STATED EXERCISE
Set down all of the data that follows word for word, without the images.

Start of LISTED RECORDS

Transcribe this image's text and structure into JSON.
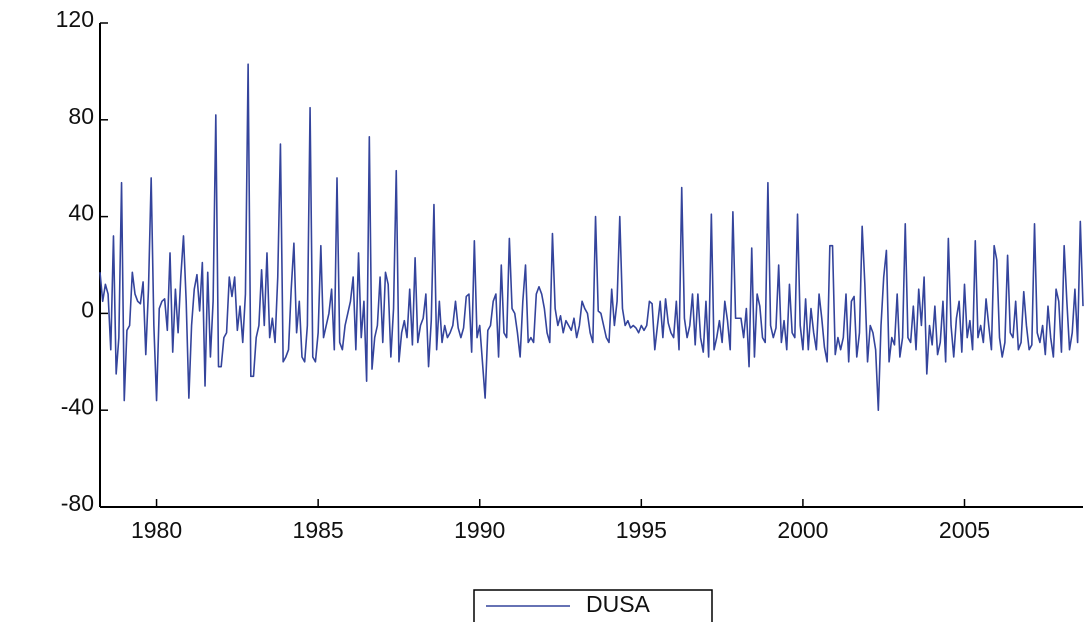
{
  "chart_data": {
    "type": "line",
    "categories": [
      null,
      null,
      null,
      null,
      null,
      null,
      null,
      null,
      null,
      null,
      null,
      null,
      null,
      null,
      null,
      null,
      null,
      null,
      null,
      null,
      null,
      "1980",
      null,
      null,
      null,
      null,
      null,
      null,
      null,
      null,
      null,
      null,
      null,
      null,
      null,
      null,
      null,
      null,
      null,
      null,
      null,
      null,
      null,
      null,
      null,
      null,
      null,
      null,
      null,
      null,
      null,
      null,
      null,
      null,
      null,
      null,
      null,
      null,
      null,
      null,
      null,
      null,
      null,
      null,
      null,
      null,
      null,
      null,
      null,
      null,
      null,
      null,
      null,
      null,
      null,
      null,
      null,
      null,
      null,
      null,
      null,
      "1985",
      null,
      null,
      null,
      null,
      null,
      null,
      null,
      null,
      null,
      null,
      null,
      null,
      null,
      null,
      null,
      null,
      null,
      null,
      null,
      null,
      null,
      null,
      null,
      null,
      null,
      null,
      null,
      null,
      null,
      null,
      null,
      null,
      null,
      null,
      null,
      null,
      null,
      null,
      null,
      null,
      null,
      null,
      null,
      null,
      null,
      null,
      null,
      null,
      null,
      null,
      null,
      null,
      null,
      null,
      null,
      null,
      null,
      null,
      null,
      "1990",
      null,
      null,
      null,
      null,
      null,
      null,
      null,
      null,
      null,
      null,
      null,
      null,
      null,
      null,
      null,
      null,
      null,
      null,
      null,
      null,
      null,
      null,
      null,
      null,
      null,
      null,
      null,
      null,
      null,
      null,
      null,
      null,
      null,
      null,
      null,
      null,
      null,
      null,
      null,
      null,
      null,
      null,
      null,
      null,
      null,
      null,
      null,
      null,
      null,
      null,
      null,
      null,
      null,
      null,
      null,
      null,
      null,
      null,
      null,
      "1995",
      null,
      null,
      null,
      null,
      null,
      null,
      null,
      null,
      null,
      null,
      null,
      null,
      null,
      null,
      null,
      null,
      null,
      null,
      null,
      null,
      null,
      null,
      null,
      null,
      null,
      null,
      null,
      null,
      null,
      null,
      null,
      null,
      null,
      null,
      null,
      null,
      null,
      null,
      null,
      null,
      null,
      null,
      null,
      null,
      null,
      null,
      null,
      null,
      null,
      null,
      null,
      null,
      null,
      null,
      null,
      null,
      null,
      null,
      null,
      "2000",
      null,
      null,
      null,
      null,
      null,
      null,
      null,
      null,
      null,
      null,
      null,
      null,
      null,
      null,
      null,
      null,
      null,
      null,
      null,
      null,
      null,
      null,
      null,
      null,
      null,
      null,
      null,
      null,
      null,
      null,
      null,
      null,
      null,
      null,
      null,
      null,
      null,
      null,
      null,
      null,
      null,
      null,
      null,
      null,
      null,
      null,
      null,
      null,
      null,
      null,
      null,
      null,
      null,
      null,
      null,
      null,
      null,
      null,
      null,
      "2005",
      null,
      null,
      null,
      null,
      null,
      null,
      null,
      null,
      null,
      null,
      null,
      null,
      null,
      null,
      null,
      null,
      null,
      null,
      null,
      null,
      null,
      null,
      null,
      null,
      null,
      null,
      null,
      null,
      null,
      null,
      null,
      null,
      null,
      null,
      null,
      null,
      null,
      null,
      null,
      null,
      null,
      null,
      null,
      null
    ],
    "series": [
      {
        "name": "DUSA",
        "color": "#34449c",
        "values": [
          17,
          5,
          12,
          8,
          -15,
          32,
          -25,
          -10,
          54,
          -36,
          -7,
          -5,
          17,
          8,
          5,
          4,
          13,
          -17,
          10,
          56,
          -5,
          -36,
          2,
          5,
          6,
          -7,
          25,
          -16,
          10,
          -8,
          15,
          32,
          5,
          -35,
          -5,
          10,
          16,
          1,
          21,
          -30,
          17,
          -18,
          5,
          82,
          -22,
          -22,
          -10,
          -8,
          15,
          7,
          15,
          -7,
          3,
          -12,
          8,
          103,
          -26,
          -26,
          -10,
          -5,
          18,
          -5,
          25,
          -10,
          -2,
          -12,
          15,
          70,
          -20,
          -18,
          -15,
          10,
          29,
          -8,
          5,
          -18,
          -20,
          -5,
          85,
          -18,
          -20,
          -8,
          28,
          -10,
          -5,
          0,
          10,
          -15,
          56,
          -12,
          -15,
          -5,
          0,
          5,
          15,
          -15,
          25,
          -10,
          5,
          -28,
          73,
          -23,
          -10,
          -5,
          15,
          -12,
          17,
          12,
          -18,
          2,
          59,
          -20,
          -8,
          -3,
          -10,
          10,
          -13,
          23,
          -12,
          -5,
          -2,
          8,
          -22,
          -3,
          45,
          -15,
          5,
          -12,
          -5,
          -10,
          -8,
          -5,
          5,
          -6,
          -10,
          -6,
          7,
          8,
          -16,
          30,
          -10,
          -5,
          -20,
          -35,
          -7,
          -5,
          5,
          8,
          -18,
          20,
          -8,
          -10,
          31,
          2,
          0,
          -8,
          -18,
          5,
          20,
          -12,
          -10,
          -12,
          8,
          11,
          8,
          2,
          -8,
          -12,
          33,
          2,
          -5,
          -1,
          -8,
          -3,
          -5,
          -7,
          -2,
          -10,
          -5,
          5,
          2,
          0,
          -8,
          -12,
          40,
          1,
          0,
          -5,
          -10,
          -12,
          10,
          -5,
          5,
          40,
          2,
          -5,
          -3,
          -6,
          -5,
          -6,
          -8,
          -5,
          -7,
          -5,
          5,
          4,
          -15,
          -5,
          5,
          -10,
          6,
          -4,
          -8,
          -10,
          5,
          -15,
          52,
          -2,
          -10,
          -5,
          8,
          -13,
          8,
          -10,
          -16,
          5,
          -18,
          41,
          -15,
          -10,
          -3,
          -12,
          5,
          -3,
          -15,
          42,
          -2,
          -2,
          -2,
          -10,
          2,
          -22,
          27,
          -18,
          8,
          3,
          -10,
          -12,
          54,
          -5,
          -10,
          -6,
          20,
          -12,
          -3,
          -15,
          12,
          -8,
          -10,
          41,
          -5,
          -15,
          6,
          -15,
          2,
          -8,
          -15,
          8,
          -2,
          -14,
          -20,
          28,
          28,
          -17,
          -10,
          -15,
          -10,
          8,
          -20,
          5,
          7,
          -18,
          -8,
          36,
          12,
          -20,
          -5,
          -8,
          -15,
          -40,
          -5,
          15,
          26,
          -20,
          -10,
          -13,
          8,
          -18,
          -10,
          37,
          -10,
          -12,
          3,
          -15,
          10,
          -5,
          15,
          -25,
          -5,
          -13,
          3,
          -17,
          -12,
          5,
          -20,
          31,
          -5,
          -18,
          -2,
          5,
          -16,
          12,
          -10,
          -3,
          -15,
          30,
          -10,
          -5,
          -12,
          6,
          -5,
          -15,
          28,
          22,
          -10,
          -18,
          -12,
          24,
          -8,
          -10,
          5,
          -15,
          -12,
          9,
          -5,
          -15,
          -13,
          37,
          -8,
          -12,
          -5,
          -17,
          3,
          -10,
          -18,
          10,
          5,
          -16,
          28,
          5,
          -15,
          -8,
          10,
          -12,
          38,
          3
        ]
      }
    ],
    "ylim": [
      -80,
      120
    ],
    "yticks": [
      -80,
      -40,
      0,
      40,
      80,
      120
    ]
  }
}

End of LISTED RECORDS

SOLUTION FOR THIS EXERCISE
Transcribe this image's text and structure into JSON.
{
  "chart_data": {
    "type": "line",
    "categories": [
      null,
      null,
      null,
      null,
      null,
      null,
      null,
      null,
      null,
      null,
      null,
      null,
      null,
      null,
      null,
      null,
      null,
      null,
      null,
      null,
      null,
      "1980",
      null,
      null,
      null,
      null,
      null,
      null,
      null,
      null,
      null,
      null,
      null,
      null,
      null,
      null,
      null,
      null,
      null,
      null,
      null,
      null,
      null,
      null,
      null,
      null,
      null,
      null,
      null,
      null,
      null,
      null,
      null,
      null,
      null,
      null,
      null,
      null,
      null,
      null,
      null,
      null,
      null,
      null,
      null,
      null,
      null,
      null,
      null,
      null,
      null,
      null,
      null,
      null,
      null,
      null,
      null,
      null,
      null,
      null,
      null,
      "1985",
      null,
      null,
      null,
      null,
      null,
      null,
      null,
      null,
      null,
      null,
      null,
      null,
      null,
      null,
      null,
      null,
      null,
      null,
      null,
      null,
      null,
      null,
      null,
      null,
      null,
      null,
      null,
      null,
      null,
      null,
      null,
      null,
      null,
      null,
      null,
      null,
      null,
      null,
      null,
      null,
      null,
      null,
      null,
      null,
      null,
      null,
      null,
      null,
      null,
      null,
      null,
      null,
      null,
      null,
      null,
      null,
      null,
      null,
      null,
      "1990",
      null,
      null,
      null,
      null,
      null,
      null,
      null,
      null,
      null,
      null,
      null,
      null,
      null,
      null,
      null,
      null,
      null,
      null,
      null,
      null,
      null,
      null,
      null,
      null,
      null,
      null,
      null,
      null,
      null,
      null,
      null,
      null,
      null,
      null,
      null,
      null,
      null,
      null,
      null,
      null,
      null,
      null,
      null,
      null,
      null,
      null,
      null,
      null,
      null,
      null,
      null,
      null,
      null,
      null,
      null,
      null,
      null,
      null,
      null,
      "1995",
      null,
      null,
      null,
      null,
      null,
      null,
      null,
      null,
      null,
      null,
      null,
      null,
      null,
      null,
      null,
      null,
      null,
      null,
      null,
      null,
      null,
      null,
      null,
      null,
      null,
      null,
      null,
      null,
      null,
      null,
      null,
      null,
      null,
      null,
      null,
      null,
      null,
      null,
      null,
      null,
      null,
      null,
      null,
      null,
      null,
      null,
      null,
      null,
      null,
      null,
      null,
      null,
      null,
      null,
      null,
      null,
      null,
      null,
      null,
      "2000",
      null,
      null,
      null,
      null,
      null,
      null,
      null,
      null,
      null,
      null,
      null,
      null,
      null,
      null,
      null,
      null,
      null,
      null,
      null,
      null,
      null,
      null,
      null,
      null,
      null,
      null,
      null,
      null,
      null,
      null,
      null,
      null,
      null,
      null,
      null,
      null,
      null,
      null,
      null,
      null,
      null,
      null,
      null,
      null,
      null,
      null,
      null,
      null,
      null,
      null,
      null,
      null,
      null,
      null,
      null,
      null,
      null,
      null,
      null,
      "2005",
      null,
      null,
      null,
      null,
      null,
      null,
      null,
      null,
      null,
      null,
      null,
      null,
      null,
      null,
      null,
      null,
      null,
      null,
      null,
      null,
      null,
      null,
      null,
      null,
      null,
      null,
      null,
      null,
      null,
      null,
      null,
      null,
      null,
      null,
      null,
      null,
      null,
      null,
      null,
      null,
      null,
      null,
      null,
      null
    ],
    "series": [
      {
        "name": "DUSA",
        "color": "#34449c",
        "values": [
          17,
          5,
          12,
          8,
          -15,
          32,
          -25,
          -10,
          54,
          -36,
          -7,
          -5,
          17,
          8,
          5,
          4,
          13,
          -17,
          10,
          56,
          -5,
          -36,
          2,
          5,
          6,
          -7,
          25,
          -16,
          10,
          -8,
          15,
          32,
          5,
          -35,
          -5,
          10,
          16,
          1,
          21,
          -30,
          17,
          -18,
          5,
          82,
          -22,
          -22,
          -10,
          -8,
          15,
          7,
          15,
          -7,
          3,
          -12,
          8,
          103,
          -26,
          -26,
          -10,
          -5,
          18,
          -5,
          25,
          -10,
          -2,
          -12,
          15,
          70,
          -20,
          -18,
          -15,
          10,
          29,
          -8,
          5,
          -18,
          -20,
          -5,
          85,
          -18,
          -20,
          -8,
          28,
          -10,
          -5,
          0,
          10,
          -15,
          56,
          -12,
          -15,
          -5,
          0,
          5,
          15,
          -15,
          25,
          -10,
          5,
          -28,
          73,
          -23,
          -10,
          -5,
          15,
          -12,
          17,
          12,
          -18,
          2,
          59,
          -20,
          -8,
          -3,
          -10,
          10,
          -13,
          23,
          -12,
          -5,
          -2,
          8,
          -22,
          -3,
          45,
          -15,
          5,
          -12,
          -5,
          -10,
          -8,
          -5,
          5,
          -6,
          -10,
          -6,
          7,
          8,
          -16,
          30,
          -10,
          -5,
          -20,
          -35,
          -7,
          -5,
          5,
          8,
          -18,
          20,
          -8,
          -10,
          31,
          2,
          0,
          -8,
          -18,
          5,
          20,
          -12,
          -10,
          -12,
          8,
          11,
          8,
          2,
          -8,
          -12,
          33,
          2,
          -5,
          -1,
          -8,
          -3,
          -5,
          -7,
          -2,
          -10,
          -5,
          5,
          2,
          0,
          -8,
          -12,
          40,
          1,
          0,
          -5,
          -10,
          -12,
          10,
          -5,
          5,
          40,
          2,
          -5,
          -3,
          -6,
          -5,
          -6,
          -8,
          -5,
          -7,
          -5,
          5,
          4,
          -15,
          -5,
          5,
          -10,
          6,
          -4,
          -8,
          -10,
          5,
          -15,
          52,
          -2,
          -10,
          -5,
          8,
          -13,
          8,
          -10,
          -16,
          5,
          -18,
          41,
          -15,
          -10,
          -3,
          -12,
          5,
          -3,
          -15,
          42,
          -2,
          -2,
          -2,
          -10,
          2,
          -22,
          27,
          -18,
          8,
          3,
          -10,
          -12,
          54,
          -5,
          -10,
          -6,
          20,
          -12,
          -3,
          -15,
          12,
          -8,
          -10,
          41,
          -5,
          -15,
          6,
          -15,
          2,
          -8,
          -15,
          8,
          -2,
          -14,
          -20,
          28,
          28,
          -17,
          -10,
          -15,
          -10,
          8,
          -20,
          5,
          7,
          -18,
          -8,
          36,
          12,
          -20,
          -5,
          -8,
          -15,
          -40,
          -5,
          15,
          26,
          -20,
          -10,
          -13,
          8,
          -18,
          -10,
          37,
          -10,
          -12,
          3,
          -15,
          10,
          -5,
          15,
          -25,
          -5,
          -13,
          3,
          -17,
          -12,
          5,
          -20,
          31,
          -5,
          -18,
          -2,
          5,
          -16,
          12,
          -10,
          -3,
          -15,
          30,
          -10,
          -5,
          -12,
          6,
          -5,
          -15,
          28,
          22,
          -10,
          -18,
          -12,
          24,
          -8,
          -10,
          5,
          -15,
          -12,
          9,
          -5,
          -15,
          -13,
          37,
          -8,
          -12,
          -5,
          -17,
          3,
          -10,
          -18,
          10,
          5,
          -16,
          28,
          5,
          -15,
          -8,
          10,
          -12,
          38,
          3
        ]
      }
    ],
    "ylim": [
      -80,
      120
    ],
    "yticks": [
      -80,
      -40,
      0,
      40,
      80,
      120
    ]
  }
}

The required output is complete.